--- start of Supplied data ---

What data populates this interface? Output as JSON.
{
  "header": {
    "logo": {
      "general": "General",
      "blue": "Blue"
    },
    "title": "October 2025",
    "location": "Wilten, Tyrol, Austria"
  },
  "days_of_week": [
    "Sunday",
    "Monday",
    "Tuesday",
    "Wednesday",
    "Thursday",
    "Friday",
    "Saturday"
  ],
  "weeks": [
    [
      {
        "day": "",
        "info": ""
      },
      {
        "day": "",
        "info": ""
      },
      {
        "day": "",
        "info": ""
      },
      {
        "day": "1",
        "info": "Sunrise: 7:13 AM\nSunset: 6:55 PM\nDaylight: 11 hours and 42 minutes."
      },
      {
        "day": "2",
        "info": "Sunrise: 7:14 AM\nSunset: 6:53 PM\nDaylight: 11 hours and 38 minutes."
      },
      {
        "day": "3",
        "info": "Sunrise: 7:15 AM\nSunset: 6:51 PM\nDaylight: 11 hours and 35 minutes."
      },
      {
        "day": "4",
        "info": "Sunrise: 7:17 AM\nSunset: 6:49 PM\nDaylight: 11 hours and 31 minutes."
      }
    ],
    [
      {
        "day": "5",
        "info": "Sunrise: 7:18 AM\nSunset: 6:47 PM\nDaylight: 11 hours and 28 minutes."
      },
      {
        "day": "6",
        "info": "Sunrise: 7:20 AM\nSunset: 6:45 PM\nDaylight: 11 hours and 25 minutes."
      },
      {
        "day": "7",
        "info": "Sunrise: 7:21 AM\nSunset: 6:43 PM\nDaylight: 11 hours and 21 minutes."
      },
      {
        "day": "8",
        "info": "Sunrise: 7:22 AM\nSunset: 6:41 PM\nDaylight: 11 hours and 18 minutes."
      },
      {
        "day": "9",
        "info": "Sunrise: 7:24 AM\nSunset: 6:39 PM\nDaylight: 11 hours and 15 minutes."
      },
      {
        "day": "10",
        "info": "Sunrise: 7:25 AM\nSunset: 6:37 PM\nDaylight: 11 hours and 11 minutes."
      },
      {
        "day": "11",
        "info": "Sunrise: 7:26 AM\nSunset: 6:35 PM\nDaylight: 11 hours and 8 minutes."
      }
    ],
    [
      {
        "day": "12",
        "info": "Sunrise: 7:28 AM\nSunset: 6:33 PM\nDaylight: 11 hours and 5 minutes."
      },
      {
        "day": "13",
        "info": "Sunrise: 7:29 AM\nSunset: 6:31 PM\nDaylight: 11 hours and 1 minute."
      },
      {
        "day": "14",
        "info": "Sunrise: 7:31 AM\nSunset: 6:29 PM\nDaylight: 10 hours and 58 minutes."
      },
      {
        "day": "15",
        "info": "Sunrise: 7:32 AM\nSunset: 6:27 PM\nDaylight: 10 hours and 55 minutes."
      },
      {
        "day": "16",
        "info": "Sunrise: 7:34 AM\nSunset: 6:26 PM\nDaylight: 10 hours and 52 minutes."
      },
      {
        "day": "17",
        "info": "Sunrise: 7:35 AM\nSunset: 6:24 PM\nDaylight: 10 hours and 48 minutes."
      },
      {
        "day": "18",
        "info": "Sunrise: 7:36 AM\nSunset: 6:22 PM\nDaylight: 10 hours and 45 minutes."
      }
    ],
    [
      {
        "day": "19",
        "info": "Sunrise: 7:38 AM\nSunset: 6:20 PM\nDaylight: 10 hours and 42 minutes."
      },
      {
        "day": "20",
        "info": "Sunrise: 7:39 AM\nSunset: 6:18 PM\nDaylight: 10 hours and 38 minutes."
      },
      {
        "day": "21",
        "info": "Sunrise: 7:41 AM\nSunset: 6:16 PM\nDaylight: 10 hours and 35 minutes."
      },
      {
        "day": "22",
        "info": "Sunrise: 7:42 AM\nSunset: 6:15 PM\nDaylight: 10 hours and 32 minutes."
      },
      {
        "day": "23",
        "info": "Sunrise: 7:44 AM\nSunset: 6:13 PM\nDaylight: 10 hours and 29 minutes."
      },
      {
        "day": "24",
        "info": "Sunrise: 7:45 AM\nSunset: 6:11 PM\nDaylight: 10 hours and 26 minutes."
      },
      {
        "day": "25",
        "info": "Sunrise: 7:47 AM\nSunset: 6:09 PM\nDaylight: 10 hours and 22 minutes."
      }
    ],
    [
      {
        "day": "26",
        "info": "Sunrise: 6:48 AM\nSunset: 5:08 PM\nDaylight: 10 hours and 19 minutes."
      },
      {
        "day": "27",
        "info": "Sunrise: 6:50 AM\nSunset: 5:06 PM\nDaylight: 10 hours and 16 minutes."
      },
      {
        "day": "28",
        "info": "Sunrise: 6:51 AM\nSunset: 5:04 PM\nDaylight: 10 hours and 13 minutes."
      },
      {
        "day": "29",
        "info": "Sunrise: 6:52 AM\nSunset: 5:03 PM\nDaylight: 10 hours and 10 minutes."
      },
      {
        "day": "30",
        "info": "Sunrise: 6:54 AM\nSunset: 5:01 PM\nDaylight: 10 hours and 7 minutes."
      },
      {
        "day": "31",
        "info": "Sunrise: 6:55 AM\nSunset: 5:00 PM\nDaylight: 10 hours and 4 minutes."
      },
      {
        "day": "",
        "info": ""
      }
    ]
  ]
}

--- end of Supplied data ---

The task
Return every entry exactly as given.

Solution to this exercise
What data populates this interface? Output as JSON.
{
  "header": {
    "logo": {
      "general": "General",
      "blue": "Blue"
    },
    "title": "October 2025",
    "location": "Wilten, Tyrol, Austria"
  },
  "days_of_week": [
    "Sunday",
    "Monday",
    "Tuesday",
    "Wednesday",
    "Thursday",
    "Friday",
    "Saturday"
  ],
  "weeks": [
    [
      {
        "day": "",
        "info": ""
      },
      {
        "day": "",
        "info": ""
      },
      {
        "day": "",
        "info": ""
      },
      {
        "day": "1",
        "info": "Sunrise: 7:13 AM\nSunset: 6:55 PM\nDaylight: 11 hours and 42 minutes."
      },
      {
        "day": "2",
        "info": "Sunrise: 7:14 AM\nSunset: 6:53 PM\nDaylight: 11 hours and 38 minutes."
      },
      {
        "day": "3",
        "info": "Sunrise: 7:15 AM\nSunset: 6:51 PM\nDaylight: 11 hours and 35 minutes."
      },
      {
        "day": "4",
        "info": "Sunrise: 7:17 AM\nSunset: 6:49 PM\nDaylight: 11 hours and 31 minutes."
      }
    ],
    [
      {
        "day": "5",
        "info": "Sunrise: 7:18 AM\nSunset: 6:47 PM\nDaylight: 11 hours and 28 minutes."
      },
      {
        "day": "6",
        "info": "Sunrise: 7:20 AM\nSunset: 6:45 PM\nDaylight: 11 hours and 25 minutes."
      },
      {
        "day": "7",
        "info": "Sunrise: 7:21 AM\nSunset: 6:43 PM\nDaylight: 11 hours and 21 minutes."
      },
      {
        "day": "8",
        "info": "Sunrise: 7:22 AM\nSunset: 6:41 PM\nDaylight: 11 hours and 18 minutes."
      },
      {
        "day": "9",
        "info": "Sunrise: 7:24 AM\nSunset: 6:39 PM\nDaylight: 11 hours and 15 minutes."
      },
      {
        "day": "10",
        "info": "Sunrise: 7:25 AM\nSunset: 6:37 PM\nDaylight: 11 hours and 11 minutes."
      },
      {
        "day": "11",
        "info": "Sunrise: 7:26 AM\nSunset: 6:35 PM\nDaylight: 11 hours and 8 minutes."
      }
    ],
    [
      {
        "day": "12",
        "info": "Sunrise: 7:28 AM\nSunset: 6:33 PM\nDaylight: 11 hours and 5 minutes."
      },
      {
        "day": "13",
        "info": "Sunrise: 7:29 AM\nSunset: 6:31 PM\nDaylight: 11 hours and 1 minute."
      },
      {
        "day": "14",
        "info": "Sunrise: 7:31 AM\nSunset: 6:29 PM\nDaylight: 10 hours and 58 minutes."
      },
      {
        "day": "15",
        "info": "Sunrise: 7:32 AM\nSunset: 6:27 PM\nDaylight: 10 hours and 55 minutes."
      },
      {
        "day": "16",
        "info": "Sunrise: 7:34 AM\nSunset: 6:26 PM\nDaylight: 10 hours and 52 minutes."
      },
      {
        "day": "17",
        "info": "Sunrise: 7:35 AM\nSunset: 6:24 PM\nDaylight: 10 hours and 48 minutes."
      },
      {
        "day": "18",
        "info": "Sunrise: 7:36 AM\nSunset: 6:22 PM\nDaylight: 10 hours and 45 minutes."
      }
    ],
    [
      {
        "day": "19",
        "info": "Sunrise: 7:38 AM\nSunset: 6:20 PM\nDaylight: 10 hours and 42 minutes."
      },
      {
        "day": "20",
        "info": "Sunrise: 7:39 AM\nSunset: 6:18 PM\nDaylight: 10 hours and 38 minutes."
      },
      {
        "day": "21",
        "info": "Sunrise: 7:41 AM\nSunset: 6:16 PM\nDaylight: 10 hours and 35 minutes."
      },
      {
        "day": "22",
        "info": "Sunrise: 7:42 AM\nSunset: 6:15 PM\nDaylight: 10 hours and 32 minutes."
      },
      {
        "day": "23",
        "info": "Sunrise: 7:44 AM\nSunset: 6:13 PM\nDaylight: 10 hours and 29 minutes."
      },
      {
        "day": "24",
        "info": "Sunrise: 7:45 AM\nSunset: 6:11 PM\nDaylight: 10 hours and 26 minutes."
      },
      {
        "day": "25",
        "info": "Sunrise: 7:47 AM\nSunset: 6:09 PM\nDaylight: 10 hours and 22 minutes."
      }
    ],
    [
      {
        "day": "26",
        "info": "Sunrise: 6:48 AM\nSunset: 5:08 PM\nDaylight: 10 hours and 19 minutes."
      },
      {
        "day": "27",
        "info": "Sunrise: 6:50 AM\nSunset: 5:06 PM\nDaylight: 10 hours and 16 minutes."
      },
      {
        "day": "28",
        "info": "Sunrise: 6:51 AM\nSunset: 5:04 PM\nDaylight: 10 hours and 13 minutes."
      },
      {
        "day": "29",
        "info": "Sunrise: 6:52 AM\nSunset: 5:03 PM\nDaylight: 10 hours and 10 minutes."
      },
      {
        "day": "30",
        "info": "Sunrise: 6:54 AM\nSunset: 5:01 PM\nDaylight: 10 hours and 7 minutes."
      },
      {
        "day": "31",
        "info": "Sunrise: 6:55 AM\nSunset: 5:00 PM\nDaylight: 10 hours and 4 minutes."
      },
      {
        "day": "",
        "info": ""
      }
    ]
  ]
}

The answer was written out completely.